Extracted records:
+---+

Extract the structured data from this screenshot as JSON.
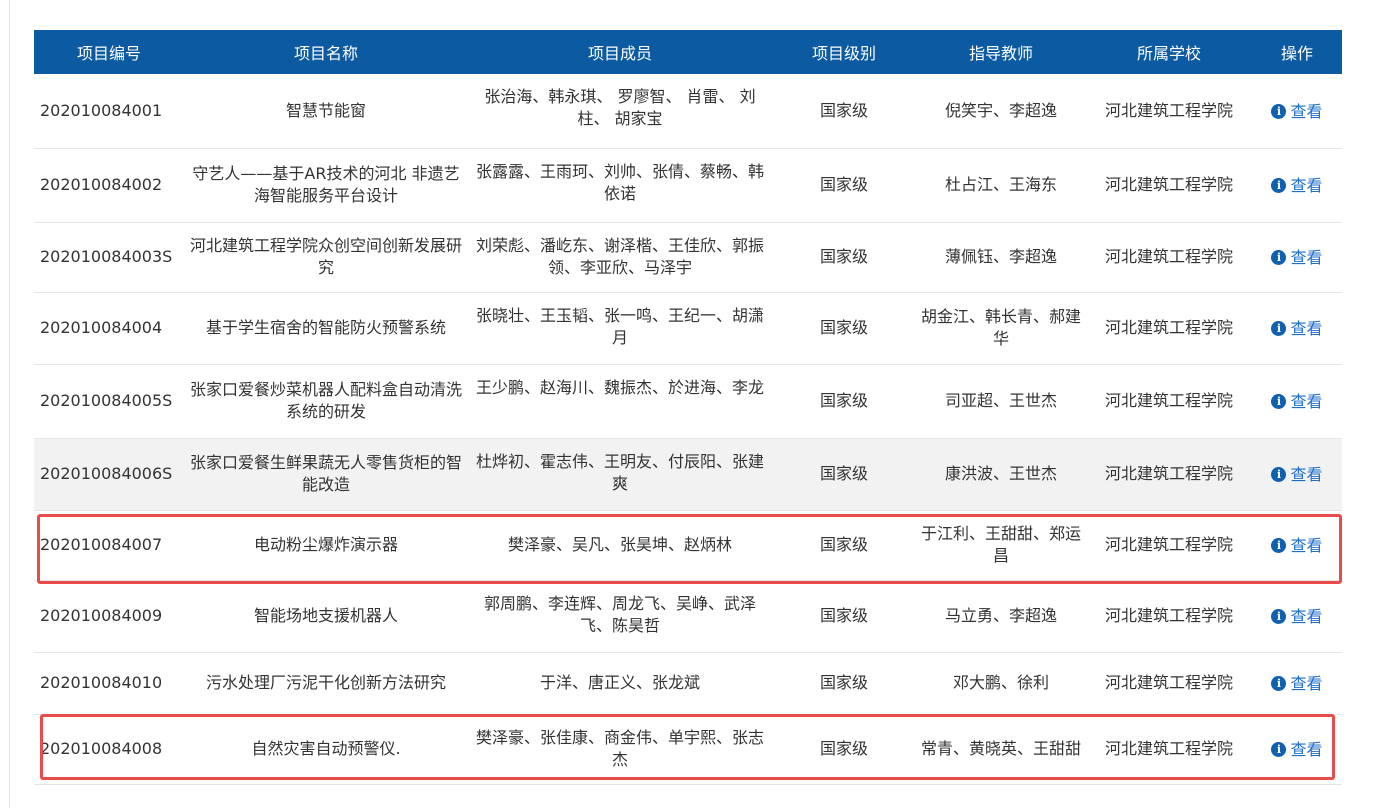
{
  "columns": {
    "id": "项目编号",
    "name": "项目名称",
    "members": "项目成员",
    "level": "项目级别",
    "advisor": "指导教师",
    "school": "所属学校",
    "action": "操作"
  },
  "colors": {
    "header_bg": "#0b5aa2",
    "link": "#1f6fc9",
    "highlight": "#e94b4b",
    "alt_row": "#f2f2f2"
  },
  "icons": {
    "view": "info-circle-icon"
  },
  "rows": [
    {
      "id": "202010084001",
      "name": "智慧节能窗",
      "members": "张治海、韩永琪、 罗廖智、 肖雷、 刘柱、 胡家宝",
      "level": "国家级",
      "advisor": "倪笑宇、李超逸",
      "school": "河北建筑工程学院",
      "action": "查看"
    },
    {
      "id": "202010084002",
      "name": "守艺人——基于AR技术的河北 非遗艺海智能服务平台设计",
      "members": "张露露、王雨珂、刘帅、张倩、蔡畅、韩依诺",
      "level": "国家级",
      "advisor": "杜占江、王海东",
      "school": "河北建筑工程学院",
      "action": "查看"
    },
    {
      "id": "202010084003S",
      "name": "河北建筑工程学院众创空间创新发展研究",
      "members": "刘荣彪、潘屹东、谢泽楷、王佳欣、郭振领、李亚欣、马泽宇",
      "level": "国家级",
      "advisor": "薄佩钰、李超逸",
      "school": "河北建筑工程学院",
      "action": "查看"
    },
    {
      "id": "202010084004",
      "name": "基于学生宿舍的智能防火预警系统",
      "members": "张晓壮、王玉韬、张一鸣、王纪一、胡潇月",
      "level": "国家级",
      "advisor": "胡金江、韩长青、郝建华",
      "school": "河北建筑工程学院",
      "action": "查看"
    },
    {
      "id": "202010084005S",
      "name": "张家口爱餐炒菜机器人配料盒自动清洗系统的研发",
      "members": "王少鹏、赵海川、魏振杰、於进海、李龙",
      "level": "国家级",
      "advisor": "司亚超、王世杰",
      "school": "河北建筑工程学院",
      "action": "查看"
    },
    {
      "id": "202010084006S",
      "name": "张家口爱餐生鲜果蔬无人零售货柜的智能改造",
      "members": "杜烨初、霍志伟、王明友、付辰阳、张建爽",
      "level": "国家级",
      "advisor": "康洪波、王世杰",
      "school": "河北建筑工程学院",
      "action": "查看"
    },
    {
      "id": "202010084007",
      "name": "电动粉尘爆炸演示器",
      "members": "樊泽豪、吴凡、张昊坤、赵炳林",
      "level": "国家级",
      "advisor": "于江利、王甜甜、郑运昌",
      "school": "河北建筑工程学院",
      "action": "查看"
    },
    {
      "id": "202010084009",
      "name": "智能场地支援机器人",
      "members": "郭周鹏、李连辉、周龙飞、吴峥、武泽飞、陈昊哲",
      "level": "国家级",
      "advisor": "马立勇、李超逸",
      "school": "河北建筑工程学院",
      "action": "查看"
    },
    {
      "id": "202010084010",
      "name": "污水处理厂污泥干化创新方法研究",
      "members": "于洋、唐正义、张龙斌",
      "level": "国家级",
      "advisor": "邓大鹏、徐利",
      "school": "河北建筑工程学院",
      "action": "查看"
    },
    {
      "id": "202010084008",
      "name": "自然灾害自动预警仪.",
      "members": "樊泽豪、张佳康、商金伟、单宇熙、张志杰",
      "level": "国家级",
      "advisor": "常青、黄晓英、王甜甜",
      "school": "河北建筑工程学院",
      "action": "查看"
    }
  ]
}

+---+

■ **Your goal**: Collect, from the material above, every line containing the word "advisor".

■ **Answer in full**:
    "advisor": "指导教师",
      "advisor": "倪笑宇、李超逸",
      "advisor": "杜占江、王海东",
      "advisor": "薄佩钰、李超逸",
      "advisor": "胡金江、韩长青、郝建华",
      "advisor": "司亚超、王世杰",
      "advisor": "康洪波、王世杰",
      "advisor": "于江利、王甜甜、郑运昌",
      "advisor": "马立勇、李超逸",
      "advisor": "邓大鹏、徐利",
      "advisor": "常青、黄晓英、王甜甜",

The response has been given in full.